- **Objective**
What lines of the data include the string "Thomas"? Copy them all.

• • • • • • •

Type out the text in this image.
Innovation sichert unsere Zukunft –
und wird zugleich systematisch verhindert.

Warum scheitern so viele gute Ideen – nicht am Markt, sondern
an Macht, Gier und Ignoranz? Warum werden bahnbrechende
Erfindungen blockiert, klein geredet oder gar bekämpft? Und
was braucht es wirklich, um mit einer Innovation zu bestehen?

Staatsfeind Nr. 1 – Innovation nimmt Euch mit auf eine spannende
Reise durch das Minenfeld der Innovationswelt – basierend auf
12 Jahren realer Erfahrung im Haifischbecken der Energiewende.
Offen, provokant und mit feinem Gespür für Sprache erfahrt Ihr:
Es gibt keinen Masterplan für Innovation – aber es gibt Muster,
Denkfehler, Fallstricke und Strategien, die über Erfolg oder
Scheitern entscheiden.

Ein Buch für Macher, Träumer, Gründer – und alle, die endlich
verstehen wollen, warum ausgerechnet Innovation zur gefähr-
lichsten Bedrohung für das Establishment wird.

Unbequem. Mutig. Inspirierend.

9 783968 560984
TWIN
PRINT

• • • • • • •

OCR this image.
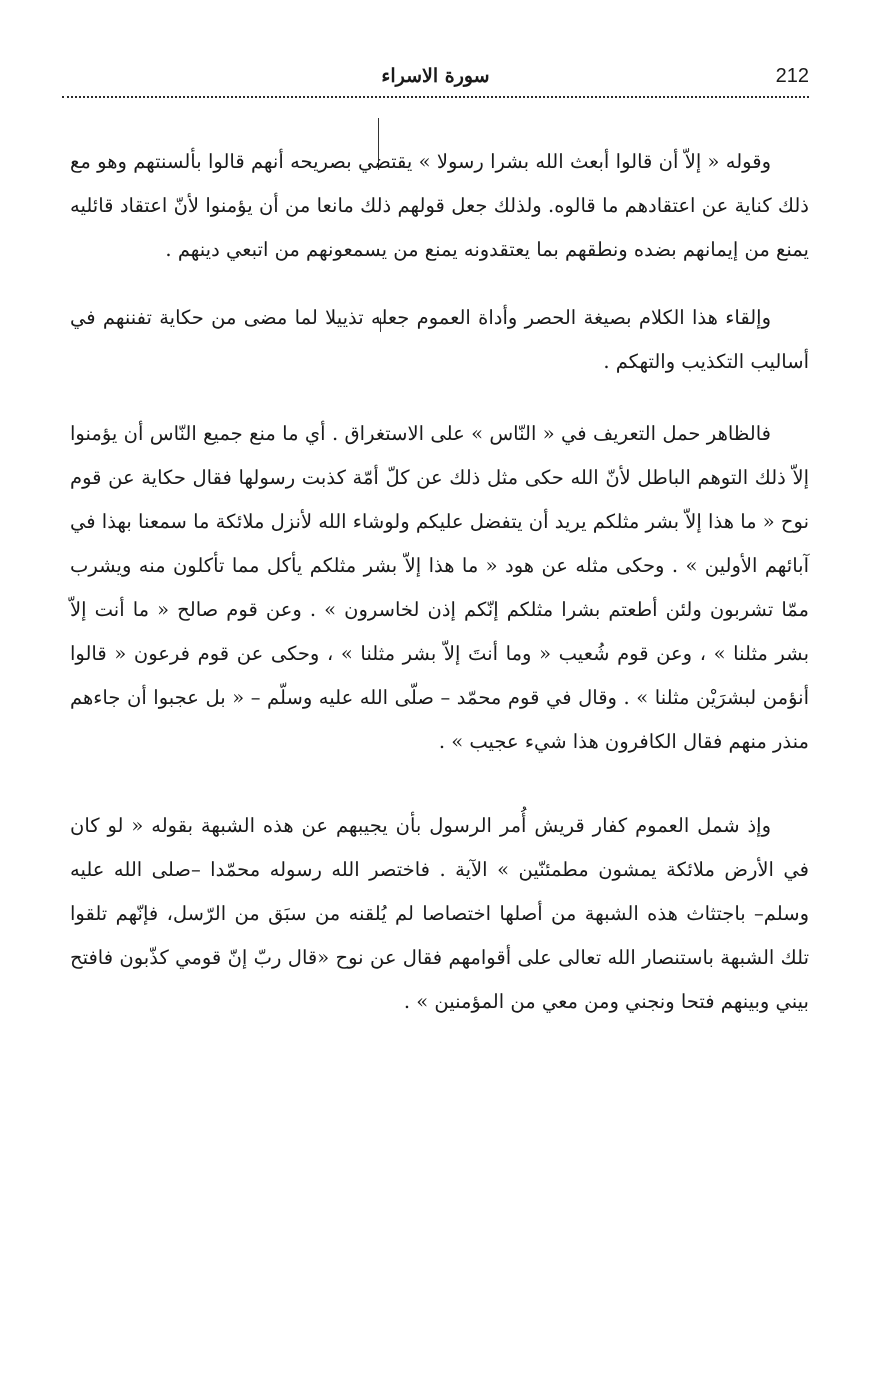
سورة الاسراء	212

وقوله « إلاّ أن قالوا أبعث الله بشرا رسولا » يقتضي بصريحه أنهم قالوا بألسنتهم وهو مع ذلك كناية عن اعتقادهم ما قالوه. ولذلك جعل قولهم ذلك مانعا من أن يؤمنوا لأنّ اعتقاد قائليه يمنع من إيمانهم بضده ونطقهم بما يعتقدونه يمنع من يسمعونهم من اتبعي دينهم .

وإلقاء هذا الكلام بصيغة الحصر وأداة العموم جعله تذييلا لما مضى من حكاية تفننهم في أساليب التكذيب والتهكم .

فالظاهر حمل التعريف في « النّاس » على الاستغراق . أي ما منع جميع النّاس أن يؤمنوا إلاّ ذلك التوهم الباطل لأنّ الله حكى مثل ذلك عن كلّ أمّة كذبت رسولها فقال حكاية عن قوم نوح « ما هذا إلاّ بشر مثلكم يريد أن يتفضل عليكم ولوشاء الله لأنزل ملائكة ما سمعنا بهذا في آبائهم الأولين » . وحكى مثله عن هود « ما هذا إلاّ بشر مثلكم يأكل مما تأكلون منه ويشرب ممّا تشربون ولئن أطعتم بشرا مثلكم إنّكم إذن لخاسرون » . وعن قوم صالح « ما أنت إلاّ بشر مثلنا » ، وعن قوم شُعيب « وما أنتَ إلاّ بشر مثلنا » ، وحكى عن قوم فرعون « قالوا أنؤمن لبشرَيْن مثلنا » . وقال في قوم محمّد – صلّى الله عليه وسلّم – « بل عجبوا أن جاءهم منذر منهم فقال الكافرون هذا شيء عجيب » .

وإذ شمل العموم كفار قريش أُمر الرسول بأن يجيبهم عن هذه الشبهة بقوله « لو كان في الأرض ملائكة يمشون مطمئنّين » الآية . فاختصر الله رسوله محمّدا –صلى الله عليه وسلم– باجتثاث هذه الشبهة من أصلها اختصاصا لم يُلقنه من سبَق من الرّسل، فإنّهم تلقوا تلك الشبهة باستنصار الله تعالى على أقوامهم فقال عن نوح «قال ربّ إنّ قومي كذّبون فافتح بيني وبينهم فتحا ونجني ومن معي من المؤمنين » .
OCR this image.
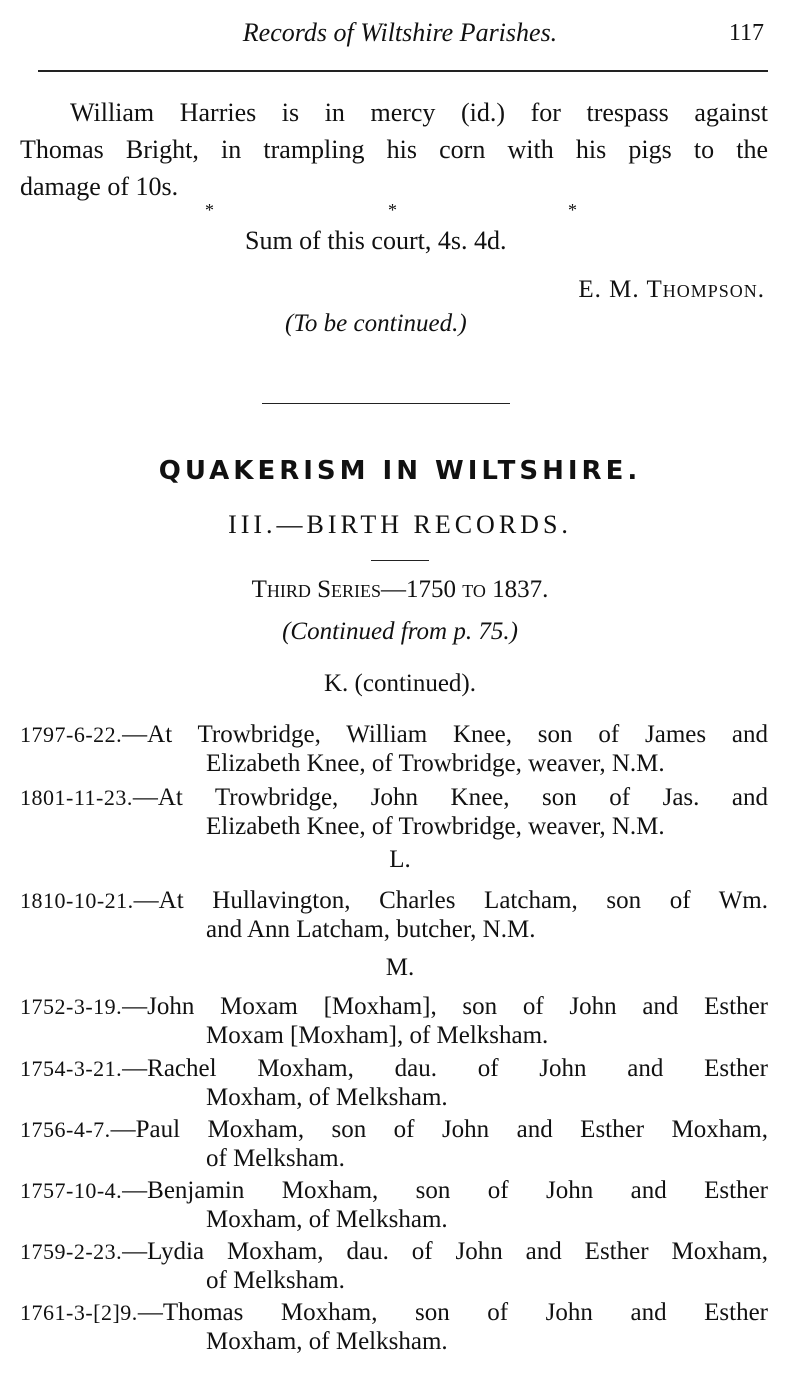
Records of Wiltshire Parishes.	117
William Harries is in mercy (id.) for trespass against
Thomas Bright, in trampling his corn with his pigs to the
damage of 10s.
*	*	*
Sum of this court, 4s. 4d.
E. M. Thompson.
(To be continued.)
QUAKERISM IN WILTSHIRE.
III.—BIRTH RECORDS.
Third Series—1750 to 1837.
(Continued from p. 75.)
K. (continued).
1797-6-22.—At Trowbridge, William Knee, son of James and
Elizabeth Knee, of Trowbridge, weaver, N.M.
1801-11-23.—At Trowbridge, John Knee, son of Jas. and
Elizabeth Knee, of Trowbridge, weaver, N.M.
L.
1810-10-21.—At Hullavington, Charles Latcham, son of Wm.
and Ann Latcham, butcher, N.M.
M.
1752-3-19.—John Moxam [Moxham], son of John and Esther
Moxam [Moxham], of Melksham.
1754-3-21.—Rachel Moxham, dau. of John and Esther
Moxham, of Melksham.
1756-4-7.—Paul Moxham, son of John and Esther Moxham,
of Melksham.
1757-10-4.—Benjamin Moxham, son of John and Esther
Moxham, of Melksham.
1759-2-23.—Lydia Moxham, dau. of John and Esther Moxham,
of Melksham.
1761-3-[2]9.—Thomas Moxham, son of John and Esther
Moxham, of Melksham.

• • • • • • •

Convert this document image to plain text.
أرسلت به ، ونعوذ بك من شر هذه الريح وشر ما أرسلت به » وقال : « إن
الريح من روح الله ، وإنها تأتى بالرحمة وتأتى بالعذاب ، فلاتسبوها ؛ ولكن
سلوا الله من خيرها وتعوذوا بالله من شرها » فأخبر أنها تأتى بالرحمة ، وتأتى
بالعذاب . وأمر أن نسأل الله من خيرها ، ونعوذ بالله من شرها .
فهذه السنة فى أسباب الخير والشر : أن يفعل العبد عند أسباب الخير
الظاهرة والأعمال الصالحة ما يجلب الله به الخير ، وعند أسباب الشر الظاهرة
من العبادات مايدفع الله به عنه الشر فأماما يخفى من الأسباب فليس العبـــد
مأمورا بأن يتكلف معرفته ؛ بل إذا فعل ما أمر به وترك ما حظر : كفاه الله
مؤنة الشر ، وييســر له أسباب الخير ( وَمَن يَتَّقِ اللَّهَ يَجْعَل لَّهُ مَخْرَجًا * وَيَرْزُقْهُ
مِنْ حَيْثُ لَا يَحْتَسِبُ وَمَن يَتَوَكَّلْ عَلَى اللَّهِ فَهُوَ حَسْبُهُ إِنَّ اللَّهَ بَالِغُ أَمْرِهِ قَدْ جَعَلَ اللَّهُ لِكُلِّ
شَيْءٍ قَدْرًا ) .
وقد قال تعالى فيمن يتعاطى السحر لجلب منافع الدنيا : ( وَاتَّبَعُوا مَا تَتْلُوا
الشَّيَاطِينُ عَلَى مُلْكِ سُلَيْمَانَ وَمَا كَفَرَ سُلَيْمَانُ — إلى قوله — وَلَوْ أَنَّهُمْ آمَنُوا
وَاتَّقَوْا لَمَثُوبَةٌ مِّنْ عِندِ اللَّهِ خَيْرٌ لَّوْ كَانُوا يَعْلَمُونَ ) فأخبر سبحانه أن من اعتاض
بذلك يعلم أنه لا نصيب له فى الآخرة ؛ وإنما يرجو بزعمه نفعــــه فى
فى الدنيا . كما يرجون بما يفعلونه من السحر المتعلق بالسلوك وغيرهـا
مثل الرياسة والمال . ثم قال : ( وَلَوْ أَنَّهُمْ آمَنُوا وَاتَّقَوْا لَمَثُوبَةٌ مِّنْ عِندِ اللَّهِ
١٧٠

• • • • • • •

- **Answer to the problem**
Thomas Bright, in trampling his corn with his pigs to the
1761-3-[2]9.—Thomas Moxham, son of John and Esther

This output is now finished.